Given task: Using the entries that follow, collect the lines where the word "text" appears.

>>>

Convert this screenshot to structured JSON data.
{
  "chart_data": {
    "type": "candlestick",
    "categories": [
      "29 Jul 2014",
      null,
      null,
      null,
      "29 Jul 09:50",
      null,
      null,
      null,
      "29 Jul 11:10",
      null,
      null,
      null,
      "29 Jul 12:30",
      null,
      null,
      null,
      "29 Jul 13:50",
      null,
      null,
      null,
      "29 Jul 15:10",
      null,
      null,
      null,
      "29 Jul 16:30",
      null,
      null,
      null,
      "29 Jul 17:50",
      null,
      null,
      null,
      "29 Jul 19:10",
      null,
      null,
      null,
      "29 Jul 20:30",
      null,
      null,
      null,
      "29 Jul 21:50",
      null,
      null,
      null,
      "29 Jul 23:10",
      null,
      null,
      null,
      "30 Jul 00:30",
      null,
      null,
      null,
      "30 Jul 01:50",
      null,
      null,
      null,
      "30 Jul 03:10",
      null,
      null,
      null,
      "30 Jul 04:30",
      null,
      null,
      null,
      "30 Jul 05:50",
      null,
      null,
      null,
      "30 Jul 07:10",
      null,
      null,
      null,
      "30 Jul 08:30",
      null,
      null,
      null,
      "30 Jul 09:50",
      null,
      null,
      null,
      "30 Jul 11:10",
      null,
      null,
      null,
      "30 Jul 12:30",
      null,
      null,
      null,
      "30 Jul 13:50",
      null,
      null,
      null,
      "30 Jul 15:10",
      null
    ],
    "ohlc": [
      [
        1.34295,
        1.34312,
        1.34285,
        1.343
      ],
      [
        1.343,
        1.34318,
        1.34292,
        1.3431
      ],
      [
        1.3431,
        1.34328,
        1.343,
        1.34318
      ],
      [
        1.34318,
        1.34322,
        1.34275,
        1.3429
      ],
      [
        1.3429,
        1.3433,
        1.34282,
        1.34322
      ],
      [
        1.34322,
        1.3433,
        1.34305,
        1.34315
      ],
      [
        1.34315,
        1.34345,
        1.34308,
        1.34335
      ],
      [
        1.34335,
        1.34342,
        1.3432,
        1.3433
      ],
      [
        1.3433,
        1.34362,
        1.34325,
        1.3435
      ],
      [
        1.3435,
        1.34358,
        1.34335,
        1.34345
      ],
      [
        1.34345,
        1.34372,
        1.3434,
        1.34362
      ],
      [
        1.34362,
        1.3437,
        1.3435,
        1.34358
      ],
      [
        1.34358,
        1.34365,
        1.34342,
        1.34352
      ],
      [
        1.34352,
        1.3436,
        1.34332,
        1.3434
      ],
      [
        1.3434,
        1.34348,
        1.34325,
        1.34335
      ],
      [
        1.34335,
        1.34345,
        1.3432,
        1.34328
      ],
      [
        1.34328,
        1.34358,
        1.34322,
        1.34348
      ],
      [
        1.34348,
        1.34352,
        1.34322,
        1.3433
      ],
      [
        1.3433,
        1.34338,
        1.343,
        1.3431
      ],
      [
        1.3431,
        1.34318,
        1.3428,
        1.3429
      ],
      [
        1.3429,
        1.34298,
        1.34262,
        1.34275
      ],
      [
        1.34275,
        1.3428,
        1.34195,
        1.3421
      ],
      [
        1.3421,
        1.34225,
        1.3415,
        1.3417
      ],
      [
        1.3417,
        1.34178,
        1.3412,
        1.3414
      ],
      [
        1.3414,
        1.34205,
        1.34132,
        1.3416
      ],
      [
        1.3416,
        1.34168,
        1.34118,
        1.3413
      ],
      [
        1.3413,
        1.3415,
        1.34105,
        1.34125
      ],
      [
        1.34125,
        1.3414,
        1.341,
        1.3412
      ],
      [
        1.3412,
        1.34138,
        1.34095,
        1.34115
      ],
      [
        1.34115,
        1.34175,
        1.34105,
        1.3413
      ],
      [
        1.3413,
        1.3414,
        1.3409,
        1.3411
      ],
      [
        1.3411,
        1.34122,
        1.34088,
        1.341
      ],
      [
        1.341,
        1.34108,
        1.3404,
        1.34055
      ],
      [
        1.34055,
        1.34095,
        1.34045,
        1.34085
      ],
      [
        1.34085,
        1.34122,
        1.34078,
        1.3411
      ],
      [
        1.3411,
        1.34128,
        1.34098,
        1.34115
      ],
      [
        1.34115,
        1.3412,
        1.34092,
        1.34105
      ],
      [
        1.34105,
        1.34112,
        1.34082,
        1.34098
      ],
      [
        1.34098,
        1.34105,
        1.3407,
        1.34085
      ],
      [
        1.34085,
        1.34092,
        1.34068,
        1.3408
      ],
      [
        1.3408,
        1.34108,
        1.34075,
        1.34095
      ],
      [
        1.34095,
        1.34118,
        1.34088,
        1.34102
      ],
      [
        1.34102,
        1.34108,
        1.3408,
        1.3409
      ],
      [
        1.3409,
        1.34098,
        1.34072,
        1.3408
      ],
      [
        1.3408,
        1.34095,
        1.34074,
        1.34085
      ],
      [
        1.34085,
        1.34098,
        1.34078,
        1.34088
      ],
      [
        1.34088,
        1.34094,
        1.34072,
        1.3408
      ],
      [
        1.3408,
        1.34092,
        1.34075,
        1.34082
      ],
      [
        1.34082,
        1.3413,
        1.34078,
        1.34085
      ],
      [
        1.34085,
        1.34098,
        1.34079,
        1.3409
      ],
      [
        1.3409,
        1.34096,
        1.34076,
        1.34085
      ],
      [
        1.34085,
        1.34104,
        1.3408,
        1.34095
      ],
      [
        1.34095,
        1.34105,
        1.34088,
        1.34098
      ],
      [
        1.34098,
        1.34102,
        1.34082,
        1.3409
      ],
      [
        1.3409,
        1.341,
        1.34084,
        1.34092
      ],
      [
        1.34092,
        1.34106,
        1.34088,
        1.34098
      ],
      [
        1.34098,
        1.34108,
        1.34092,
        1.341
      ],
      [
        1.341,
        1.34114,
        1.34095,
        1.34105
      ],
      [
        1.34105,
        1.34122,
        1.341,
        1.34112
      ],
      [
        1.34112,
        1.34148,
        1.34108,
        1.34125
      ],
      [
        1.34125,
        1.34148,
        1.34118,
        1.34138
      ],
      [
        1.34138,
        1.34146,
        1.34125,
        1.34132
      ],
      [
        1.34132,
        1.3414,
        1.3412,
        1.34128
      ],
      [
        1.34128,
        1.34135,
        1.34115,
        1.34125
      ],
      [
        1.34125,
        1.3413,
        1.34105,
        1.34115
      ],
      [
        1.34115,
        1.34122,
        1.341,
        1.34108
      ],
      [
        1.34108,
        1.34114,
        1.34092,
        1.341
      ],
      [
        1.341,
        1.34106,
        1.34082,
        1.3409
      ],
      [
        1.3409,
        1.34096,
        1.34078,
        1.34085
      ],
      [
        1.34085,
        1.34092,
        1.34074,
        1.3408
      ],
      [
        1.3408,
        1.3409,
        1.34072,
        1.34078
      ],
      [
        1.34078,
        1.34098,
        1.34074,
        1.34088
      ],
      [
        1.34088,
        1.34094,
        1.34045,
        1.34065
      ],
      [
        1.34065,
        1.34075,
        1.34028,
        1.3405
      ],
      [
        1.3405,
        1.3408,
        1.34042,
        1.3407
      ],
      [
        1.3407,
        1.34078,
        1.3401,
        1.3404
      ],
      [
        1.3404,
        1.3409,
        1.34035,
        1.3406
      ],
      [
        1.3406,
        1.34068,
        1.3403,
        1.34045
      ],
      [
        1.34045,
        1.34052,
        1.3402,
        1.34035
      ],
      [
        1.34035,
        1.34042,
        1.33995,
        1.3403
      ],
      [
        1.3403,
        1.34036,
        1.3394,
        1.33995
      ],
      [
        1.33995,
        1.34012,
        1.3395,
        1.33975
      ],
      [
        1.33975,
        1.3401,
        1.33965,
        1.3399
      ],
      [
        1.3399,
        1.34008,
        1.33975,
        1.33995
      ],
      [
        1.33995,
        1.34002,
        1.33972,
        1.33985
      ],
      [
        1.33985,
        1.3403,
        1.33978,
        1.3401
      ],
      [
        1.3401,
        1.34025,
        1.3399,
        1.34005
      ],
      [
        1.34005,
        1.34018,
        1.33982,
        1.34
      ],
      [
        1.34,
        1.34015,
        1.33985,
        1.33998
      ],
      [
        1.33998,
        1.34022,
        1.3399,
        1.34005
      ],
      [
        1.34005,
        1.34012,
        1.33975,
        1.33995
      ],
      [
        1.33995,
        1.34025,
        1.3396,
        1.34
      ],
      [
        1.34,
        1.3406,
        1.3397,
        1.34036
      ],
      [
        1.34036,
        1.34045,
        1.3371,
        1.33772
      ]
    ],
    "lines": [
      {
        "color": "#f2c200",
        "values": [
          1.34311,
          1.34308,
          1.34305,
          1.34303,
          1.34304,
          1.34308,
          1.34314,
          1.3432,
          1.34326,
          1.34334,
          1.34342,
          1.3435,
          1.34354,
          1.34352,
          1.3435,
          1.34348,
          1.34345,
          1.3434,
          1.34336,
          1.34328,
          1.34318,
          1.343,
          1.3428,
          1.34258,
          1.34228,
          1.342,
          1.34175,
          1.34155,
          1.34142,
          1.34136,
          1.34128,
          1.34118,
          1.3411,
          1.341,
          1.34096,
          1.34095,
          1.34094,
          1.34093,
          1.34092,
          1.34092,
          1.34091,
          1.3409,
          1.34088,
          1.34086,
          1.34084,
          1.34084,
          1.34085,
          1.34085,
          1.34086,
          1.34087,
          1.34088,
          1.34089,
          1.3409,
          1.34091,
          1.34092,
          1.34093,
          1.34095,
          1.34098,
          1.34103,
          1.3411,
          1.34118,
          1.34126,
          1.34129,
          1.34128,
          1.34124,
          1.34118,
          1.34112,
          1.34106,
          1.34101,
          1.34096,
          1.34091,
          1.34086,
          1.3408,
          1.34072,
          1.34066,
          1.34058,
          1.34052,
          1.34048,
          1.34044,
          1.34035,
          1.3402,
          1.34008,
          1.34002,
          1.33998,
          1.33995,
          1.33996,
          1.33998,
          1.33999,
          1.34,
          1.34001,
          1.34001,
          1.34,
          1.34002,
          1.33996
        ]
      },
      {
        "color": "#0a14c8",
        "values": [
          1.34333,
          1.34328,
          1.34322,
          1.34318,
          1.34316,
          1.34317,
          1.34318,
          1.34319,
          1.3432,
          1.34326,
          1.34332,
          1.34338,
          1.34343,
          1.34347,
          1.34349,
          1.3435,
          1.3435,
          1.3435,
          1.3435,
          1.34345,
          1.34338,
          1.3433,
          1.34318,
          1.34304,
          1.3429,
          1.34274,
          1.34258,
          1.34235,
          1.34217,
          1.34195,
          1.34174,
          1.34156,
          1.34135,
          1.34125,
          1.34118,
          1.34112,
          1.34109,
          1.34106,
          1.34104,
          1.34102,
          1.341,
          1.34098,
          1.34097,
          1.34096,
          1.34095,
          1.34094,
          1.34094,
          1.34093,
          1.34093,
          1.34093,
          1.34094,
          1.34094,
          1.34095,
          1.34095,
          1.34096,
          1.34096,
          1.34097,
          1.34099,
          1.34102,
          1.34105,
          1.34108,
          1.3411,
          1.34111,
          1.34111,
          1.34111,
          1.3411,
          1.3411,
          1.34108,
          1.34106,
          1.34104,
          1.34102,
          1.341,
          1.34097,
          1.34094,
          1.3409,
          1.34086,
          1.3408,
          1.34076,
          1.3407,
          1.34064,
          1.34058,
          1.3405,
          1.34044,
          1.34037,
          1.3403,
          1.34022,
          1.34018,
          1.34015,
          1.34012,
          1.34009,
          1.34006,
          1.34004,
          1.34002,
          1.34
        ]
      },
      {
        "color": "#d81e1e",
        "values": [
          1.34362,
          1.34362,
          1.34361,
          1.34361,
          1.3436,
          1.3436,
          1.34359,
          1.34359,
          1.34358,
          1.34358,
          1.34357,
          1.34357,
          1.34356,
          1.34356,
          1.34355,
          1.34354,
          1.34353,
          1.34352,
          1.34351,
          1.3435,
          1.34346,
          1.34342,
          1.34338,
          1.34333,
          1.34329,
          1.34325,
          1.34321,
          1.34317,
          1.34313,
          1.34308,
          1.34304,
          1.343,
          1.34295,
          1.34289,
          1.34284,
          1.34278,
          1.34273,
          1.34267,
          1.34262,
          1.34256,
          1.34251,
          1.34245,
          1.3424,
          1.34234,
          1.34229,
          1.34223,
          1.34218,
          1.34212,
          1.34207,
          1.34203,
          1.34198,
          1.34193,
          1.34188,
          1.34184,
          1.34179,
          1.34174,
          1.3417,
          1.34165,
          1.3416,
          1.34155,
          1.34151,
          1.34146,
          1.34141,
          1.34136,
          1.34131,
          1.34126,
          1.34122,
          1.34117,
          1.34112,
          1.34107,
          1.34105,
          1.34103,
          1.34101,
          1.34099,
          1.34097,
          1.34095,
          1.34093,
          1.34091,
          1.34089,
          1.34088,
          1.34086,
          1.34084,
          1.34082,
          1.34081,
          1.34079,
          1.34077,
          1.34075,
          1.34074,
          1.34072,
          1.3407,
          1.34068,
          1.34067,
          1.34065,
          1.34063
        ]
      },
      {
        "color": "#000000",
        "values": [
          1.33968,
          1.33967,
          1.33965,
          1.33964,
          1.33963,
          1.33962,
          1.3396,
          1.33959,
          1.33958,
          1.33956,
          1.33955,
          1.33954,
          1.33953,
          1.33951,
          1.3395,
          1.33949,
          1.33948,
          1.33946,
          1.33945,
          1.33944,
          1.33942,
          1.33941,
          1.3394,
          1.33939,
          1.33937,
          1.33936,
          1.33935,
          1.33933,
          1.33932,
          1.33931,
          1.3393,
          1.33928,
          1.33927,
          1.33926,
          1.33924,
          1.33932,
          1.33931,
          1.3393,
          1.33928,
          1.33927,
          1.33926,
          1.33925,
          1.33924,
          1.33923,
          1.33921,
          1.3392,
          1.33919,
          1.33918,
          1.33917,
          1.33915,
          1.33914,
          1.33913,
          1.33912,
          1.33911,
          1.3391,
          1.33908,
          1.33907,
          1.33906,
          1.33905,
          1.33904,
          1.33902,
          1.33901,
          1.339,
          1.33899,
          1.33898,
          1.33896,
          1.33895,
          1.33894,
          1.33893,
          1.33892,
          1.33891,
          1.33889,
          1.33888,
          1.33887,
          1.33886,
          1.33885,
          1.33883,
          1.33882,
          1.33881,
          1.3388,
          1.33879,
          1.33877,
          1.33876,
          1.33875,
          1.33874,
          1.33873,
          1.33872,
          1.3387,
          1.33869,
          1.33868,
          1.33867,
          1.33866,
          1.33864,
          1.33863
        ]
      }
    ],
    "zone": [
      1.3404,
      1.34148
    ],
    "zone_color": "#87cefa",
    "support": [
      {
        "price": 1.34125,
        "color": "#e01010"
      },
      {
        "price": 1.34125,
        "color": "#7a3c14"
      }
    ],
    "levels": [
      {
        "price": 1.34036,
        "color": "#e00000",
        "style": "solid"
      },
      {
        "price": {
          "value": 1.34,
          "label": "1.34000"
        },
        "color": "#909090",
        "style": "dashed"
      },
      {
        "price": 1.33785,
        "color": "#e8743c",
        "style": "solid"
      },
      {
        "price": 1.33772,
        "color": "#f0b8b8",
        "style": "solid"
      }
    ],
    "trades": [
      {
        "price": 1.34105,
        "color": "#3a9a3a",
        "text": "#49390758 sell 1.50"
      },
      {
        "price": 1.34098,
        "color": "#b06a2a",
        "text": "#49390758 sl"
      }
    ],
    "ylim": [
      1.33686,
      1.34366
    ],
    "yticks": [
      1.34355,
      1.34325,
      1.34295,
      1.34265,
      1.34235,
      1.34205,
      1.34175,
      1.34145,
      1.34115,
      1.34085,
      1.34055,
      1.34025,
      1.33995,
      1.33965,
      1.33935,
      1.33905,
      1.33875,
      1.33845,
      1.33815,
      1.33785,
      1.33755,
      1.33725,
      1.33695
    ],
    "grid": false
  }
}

<<<

Task answer:
        "text": "#49390758 sell 1.50"
        "text": "#49390758 sl"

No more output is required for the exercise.